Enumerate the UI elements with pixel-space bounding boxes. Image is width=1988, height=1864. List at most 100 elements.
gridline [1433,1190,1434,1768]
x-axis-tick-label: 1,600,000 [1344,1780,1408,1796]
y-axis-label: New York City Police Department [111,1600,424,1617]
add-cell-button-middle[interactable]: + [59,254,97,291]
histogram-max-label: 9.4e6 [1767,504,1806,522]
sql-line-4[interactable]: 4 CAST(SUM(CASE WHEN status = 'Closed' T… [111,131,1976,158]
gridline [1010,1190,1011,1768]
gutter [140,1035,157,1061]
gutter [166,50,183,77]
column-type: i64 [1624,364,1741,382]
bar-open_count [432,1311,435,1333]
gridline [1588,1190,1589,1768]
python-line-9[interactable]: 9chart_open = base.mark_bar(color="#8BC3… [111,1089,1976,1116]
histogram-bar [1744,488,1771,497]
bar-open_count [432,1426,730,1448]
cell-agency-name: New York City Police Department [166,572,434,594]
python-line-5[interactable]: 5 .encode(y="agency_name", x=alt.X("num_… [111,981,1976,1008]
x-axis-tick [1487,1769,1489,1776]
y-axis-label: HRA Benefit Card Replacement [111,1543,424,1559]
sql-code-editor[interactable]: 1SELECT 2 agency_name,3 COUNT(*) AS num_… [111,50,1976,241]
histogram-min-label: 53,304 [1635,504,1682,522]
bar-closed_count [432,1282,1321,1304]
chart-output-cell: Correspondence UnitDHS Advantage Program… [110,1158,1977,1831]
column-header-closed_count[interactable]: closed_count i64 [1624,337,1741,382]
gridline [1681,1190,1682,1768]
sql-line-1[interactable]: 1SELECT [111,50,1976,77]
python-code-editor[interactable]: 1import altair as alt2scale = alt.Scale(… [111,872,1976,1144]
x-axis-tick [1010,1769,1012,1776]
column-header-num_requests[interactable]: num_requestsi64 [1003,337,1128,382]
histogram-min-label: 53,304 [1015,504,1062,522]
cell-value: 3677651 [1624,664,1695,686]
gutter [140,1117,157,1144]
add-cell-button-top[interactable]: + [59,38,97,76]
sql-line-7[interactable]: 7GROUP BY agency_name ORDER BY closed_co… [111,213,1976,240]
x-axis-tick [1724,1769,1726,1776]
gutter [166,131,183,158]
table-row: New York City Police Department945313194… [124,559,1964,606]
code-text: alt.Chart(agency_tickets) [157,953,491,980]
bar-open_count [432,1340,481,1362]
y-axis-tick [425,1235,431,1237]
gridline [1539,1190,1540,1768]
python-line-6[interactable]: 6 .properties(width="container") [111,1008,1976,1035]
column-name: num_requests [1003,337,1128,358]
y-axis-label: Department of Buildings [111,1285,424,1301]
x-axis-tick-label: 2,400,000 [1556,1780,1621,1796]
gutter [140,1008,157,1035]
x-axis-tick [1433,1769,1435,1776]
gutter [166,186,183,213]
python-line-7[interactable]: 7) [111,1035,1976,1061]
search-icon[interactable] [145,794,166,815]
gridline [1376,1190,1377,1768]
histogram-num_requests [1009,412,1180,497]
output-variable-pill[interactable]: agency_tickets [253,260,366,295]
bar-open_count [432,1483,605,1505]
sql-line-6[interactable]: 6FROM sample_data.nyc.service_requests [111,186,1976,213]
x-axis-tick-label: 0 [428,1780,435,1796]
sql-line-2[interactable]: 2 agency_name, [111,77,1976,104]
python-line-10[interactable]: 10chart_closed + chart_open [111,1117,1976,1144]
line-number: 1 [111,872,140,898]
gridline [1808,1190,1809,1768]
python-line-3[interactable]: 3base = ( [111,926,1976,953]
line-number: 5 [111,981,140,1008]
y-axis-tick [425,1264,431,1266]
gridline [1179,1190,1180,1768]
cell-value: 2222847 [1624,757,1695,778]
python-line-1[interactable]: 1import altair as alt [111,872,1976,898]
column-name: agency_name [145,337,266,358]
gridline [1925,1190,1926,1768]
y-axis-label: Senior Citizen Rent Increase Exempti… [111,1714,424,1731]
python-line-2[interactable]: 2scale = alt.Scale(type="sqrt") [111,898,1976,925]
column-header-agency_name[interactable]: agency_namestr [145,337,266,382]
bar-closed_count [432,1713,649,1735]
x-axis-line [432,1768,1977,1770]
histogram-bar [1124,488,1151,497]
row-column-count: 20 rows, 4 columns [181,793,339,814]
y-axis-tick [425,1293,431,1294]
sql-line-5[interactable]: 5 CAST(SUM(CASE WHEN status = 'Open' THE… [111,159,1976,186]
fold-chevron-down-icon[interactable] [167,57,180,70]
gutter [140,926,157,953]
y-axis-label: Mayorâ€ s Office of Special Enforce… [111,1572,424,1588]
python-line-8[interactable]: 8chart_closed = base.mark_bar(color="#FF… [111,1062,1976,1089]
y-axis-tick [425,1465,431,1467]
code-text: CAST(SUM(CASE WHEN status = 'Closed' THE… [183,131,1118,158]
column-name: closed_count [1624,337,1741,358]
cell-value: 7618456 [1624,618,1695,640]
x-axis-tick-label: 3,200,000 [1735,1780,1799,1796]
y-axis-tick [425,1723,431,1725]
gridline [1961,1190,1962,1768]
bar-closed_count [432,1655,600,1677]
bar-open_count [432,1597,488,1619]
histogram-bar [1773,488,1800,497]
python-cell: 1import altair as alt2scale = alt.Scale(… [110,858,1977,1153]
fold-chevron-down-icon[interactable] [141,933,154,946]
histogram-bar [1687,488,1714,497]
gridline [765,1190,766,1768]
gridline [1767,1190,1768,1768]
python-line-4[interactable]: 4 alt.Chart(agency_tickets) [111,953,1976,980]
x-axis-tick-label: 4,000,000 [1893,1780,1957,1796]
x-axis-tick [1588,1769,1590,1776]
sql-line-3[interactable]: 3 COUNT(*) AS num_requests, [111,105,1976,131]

# STATED PROBLEM
Render every line of the material above as a numbered list, omitting any blank lines.

# EXPECTED ANSWER
1. Enumerate the UI elements with pixel-space bounding boxes. Image is width=1988, height=1864. List at most 100 elements.
2. gridline [1433,1190,1434,1768]
3. x-axis-tick-label: 1,600,000 [1344,1780,1408,1796]
4. y-axis-label: New York City Police Department [111,1600,424,1617]
5. add-cell-button-middle[interactable]: + [59,254,97,291]
6. histogram-max-label: 9.4e6 [1767,504,1806,522]
7. sql-line-4[interactable]: 4 CAST(SUM(CASE WHEN status = 'Closed' T… [111,131,1976,158]
8. gridline [1010,1190,1011,1768]
9. gutter [140,1035,157,1061]
10. gutter [166,50,183,77]
11. column-type: i64 [1624,364,1741,382]
12. bar-open_count [432,1311,435,1333]
13. gridline [1588,1190,1589,1768]
14. python-line-9[interactable]: 9chart_open = base.mark_bar(color="#8BC3… [111,1089,1976,1116]
15. histogram-bar [1744,488,1771,497]
16. bar-open_count [432,1426,730,1448]
17. cell-agency-name: New York City Police Department [166,572,434,594]
18. python-line-5[interactable]: 5 .encode(y="agency_name", x=alt.X("num_… [111,981,1976,1008]
19. x-axis-tick [1487,1769,1489,1776]
20. y-axis-label: HRA Benefit Card Replacement [111,1543,424,1559]
21. sql-code-editor[interactable]: 1SELECT 2 agency_name,3 COUNT(*) AS num_… [111,50,1976,241]
22. histogram-min-label: 53,304 [1635,504,1682,522]
23. bar-closed_count [432,1282,1321,1304]
24. chart-output-cell: Correspondence UnitDHS Advantage Program… [110,1158,1977,1831]
25. column-header-closed_count[interactable]: closed_count i64 [1624,337,1741,382]
26. gridline [1681,1190,1682,1768]
27. sql-line-1[interactable]: 1SELECT [111,50,1976,77]
28. python-code-editor[interactable]: 1import altair as alt2scale = alt.Scale(… [111,872,1976,1144]
29. x-axis-tick [1010,1769,1012,1776]
30. column-header-num_requests[interactable]: num_requestsi64 [1003,337,1128,382]
31. histogram-min-label: 53,304 [1015,504,1062,522]
32. cell-value: 3677651 [1624,664,1695,686]
33. gutter [140,1117,157,1144]
34. add-cell-button-top[interactable]: + [59,38,97,76]
35. sql-line-7[interactable]: 7GROUP BY agency_name ORDER BY closed_co… [111,213,1976,240]
36. x-axis-tick [1724,1769,1726,1776]
37. gutter [166,131,183,158]
38. table-row: New York City Police Department945313194… [124,559,1964,606]
39. code-text: alt.Chart(agency_tickets) [157,953,491,980]
40. bar-open_count [432,1340,481,1362]
41. y-axis-tick [425,1235,431,1237]
42. gridline [1539,1190,1540,1768]
43. python-line-6[interactable]: 6 .properties(width="container") [111,1008,1976,1035]
44. column-name: num_requests [1003,337,1128,358]
45. y-axis-label: Department of Buildings [111,1285,424,1301]
46. x-axis-tick-label: 2,400,000 [1556,1780,1621,1796]
47. gutter [140,1008,157,1035]
48. x-axis-tick [1433,1769,1435,1776]
49. gutter [166,186,183,213]
50. python-line-7[interactable]: 7) [111,1035,1976,1061]
51. search-icon[interactable] [145,794,166,815]
52. gridline [1376,1190,1377,1768]
53. histogram-num_requests [1009,412,1180,497]
54. output-variable-pill[interactable]: agency_tickets [253,260,366,295]
55. bar-open_count [432,1483,605,1505]
56. sql-line-6[interactable]: 6FROM sample_data.nyc.service_requests [111,186,1976,213]
57. x-axis-tick-label: 0 [428,1780,435,1796]
58. sql-line-2[interactable]: 2 agency_name, [111,77,1976,104]
59. python-line-10[interactable]: 10chart_closed + chart_open [111,1117,1976,1144]
60. line-number: 1 [111,872,140,898]
61. gridline [1808,1190,1809,1768]
62. python-line-3[interactable]: 3base = ( [111,926,1976,953]
63. line-number: 5 [111,981,140,1008]
64. y-axis-tick [425,1264,431,1266]
65. gridline [1179,1190,1180,1768]
66. cell-value: 2222847 [1624,757,1695,778]
67. python-line-1[interactable]: 1import altair as alt [111,872,1976,898]
68. column-name: agency_name [145,337,266,358]
69. gridline [1925,1190,1926,1768]
70. y-axis-label: Senior Citizen Rent Increase Exempti… [111,1714,424,1731]
71. python-line-2[interactable]: 2scale = alt.Scale(type="sqrt") [111,898,1976,925]
72. column-header-agency_name[interactable]: agency_namestr [145,337,266,382]
73. bar-closed_count [432,1713,649,1735]
74. x-axis-line [432,1768,1977,1770]
75. histogram-bar [1124,488,1151,497]
76. row-column-count: 20 rows, 4 columns [181,793,339,814]
77. y-axis-tick [425,1293,431,1294]
78. sql-line-5[interactable]: 5 CAST(SUM(CASE WHEN status = 'Open' THE… [111,159,1976,186]
79. fold-chevron-down-icon[interactable] [167,57,180,70]
80. gutter [140,926,157,953]
81. y-axis-label: Mayorâ€ s Office of Special Enforce… [111,1572,424,1588]
82. python-line-8[interactable]: 8chart_closed = base.mark_bar(color="#FF… [111,1062,1976,1089]
83. y-axis-tick [425,1465,431,1467]
84. code-text: CAST(SUM(CASE WHEN status = 'Closed' THE… [183,131,1118,158]
85. column-name: closed_count [1624,337,1741,358]
86. cell-value: 7618456 [1624,618,1695,640]
87. x-axis-tick-label: 3,200,000 [1735,1780,1799,1796]
88. y-axis-tick [425,1723,431,1725]
89. gridline [1961,1190,1962,1768]
90. bar-closed_count [432,1655,600,1677]
91. bar-open_count [432,1597,488,1619]
92. histogram-bar [1773,488,1800,497]
93. python-cell: 1import altair as alt2scale = alt.Scale(… [110,858,1977,1153]
94. fold-chevron-down-icon[interactable] [141,933,154,946]
95. histogram-bar [1687,488,1714,497]
96. gridline [765,1190,766,1768]
97. gridline [1767,1190,1768,1768]
98. python-line-4[interactable]: 4 alt.Chart(agency_tickets) [111,953,1976,980]
99. x-axis-tick-label: 4,000,000 [1893,1780,1957,1796]
100. x-axis-tick [1588,1769,1590,1776]
101. sql-line-3[interactable]: 3 COUNT(*) AS num_requests, [111,105,1976,131]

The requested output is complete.